====== RECORDS
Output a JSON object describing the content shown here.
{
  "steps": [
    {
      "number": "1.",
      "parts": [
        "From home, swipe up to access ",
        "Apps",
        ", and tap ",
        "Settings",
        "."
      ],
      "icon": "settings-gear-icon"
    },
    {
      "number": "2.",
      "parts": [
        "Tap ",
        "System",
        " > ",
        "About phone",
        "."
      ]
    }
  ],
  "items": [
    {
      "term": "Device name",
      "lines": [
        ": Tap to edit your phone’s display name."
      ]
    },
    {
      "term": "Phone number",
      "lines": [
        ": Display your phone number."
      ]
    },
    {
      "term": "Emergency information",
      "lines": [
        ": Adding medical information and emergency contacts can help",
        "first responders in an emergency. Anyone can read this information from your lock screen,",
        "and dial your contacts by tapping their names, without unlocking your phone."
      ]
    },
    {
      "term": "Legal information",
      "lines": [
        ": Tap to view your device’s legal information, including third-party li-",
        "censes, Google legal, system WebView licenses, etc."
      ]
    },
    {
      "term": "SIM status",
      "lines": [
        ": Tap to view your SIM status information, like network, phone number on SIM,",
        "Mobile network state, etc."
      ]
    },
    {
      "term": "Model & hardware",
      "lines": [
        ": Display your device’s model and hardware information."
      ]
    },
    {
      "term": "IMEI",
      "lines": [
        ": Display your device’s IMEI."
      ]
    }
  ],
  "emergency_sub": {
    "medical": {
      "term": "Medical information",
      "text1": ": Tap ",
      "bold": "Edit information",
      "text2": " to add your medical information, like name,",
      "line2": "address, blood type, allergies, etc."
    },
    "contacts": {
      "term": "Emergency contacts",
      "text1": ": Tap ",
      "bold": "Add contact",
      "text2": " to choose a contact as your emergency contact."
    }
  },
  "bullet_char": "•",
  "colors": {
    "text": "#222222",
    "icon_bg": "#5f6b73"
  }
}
============
[INSTRUCTION]
Transcribe each entry exactly.

[FINISHED ANSWER]
Output a JSON object describing the content shown here.
{
  "steps": [
    {
      "number": "1.",
      "parts": [
        "From home, swipe up to access ",
        "Apps",
        ", and tap ",
        "Settings",
        "."
      ],
      "icon": "settings-gear-icon"
    },
    {
      "number": "2.",
      "parts": [
        "Tap ",
        "System",
        " > ",
        "About phone",
        "."
      ]
    }
  ],
  "items": [
    {
      "term": "Device name",
      "lines": [
        ": Tap to edit your phone’s display name."
      ]
    },
    {
      "term": "Phone number",
      "lines": [
        ": Display your phone number."
      ]
    },
    {
      "term": "Emergency information",
      "lines": [
        ": Adding medical information and emergency contacts can help",
        "first responders in an emergency. Anyone can read this information from your lock screen,",
        "and dial your contacts by tapping their names, without unlocking your phone."
      ]
    },
    {
      "term": "Legal information",
      "lines": [
        ": Tap to view your device’s legal information, including third-party li-",
        "censes, Google legal, system WebView licenses, etc."
      ]
    },
    {
      "term": "SIM status",
      "lines": [
        ": Tap to view your SIM status information, like network, phone number on SIM,",
        "Mobile network state, etc."
      ]
    },
    {
      "term": "Model & hardware",
      "lines": [
        ": Display your device’s model and hardware information."
      ]
    },
    {
      "term": "IMEI",
      "lines": [
        ": Display your device’s IMEI."
      ]
    }
  ],
  "emergency_sub": {
    "medical": {
      "term": "Medical information",
      "text1": ": Tap ",
      "bold": "Edit information",
      "text2": " to add your medical information, like name,",
      "line2": "address, blood type, allergies, etc."
    },
    "contacts": {
      "term": "Emergency contacts",
      "text1": ": Tap ",
      "bold": "Add contact",
      "text2": " to choose a contact as your emergency contact."
    }
  },
  "bullet_char": "•",
  "colors": {
    "text": "#222222",
    "icon_bg": "#5f6b73"
  }
}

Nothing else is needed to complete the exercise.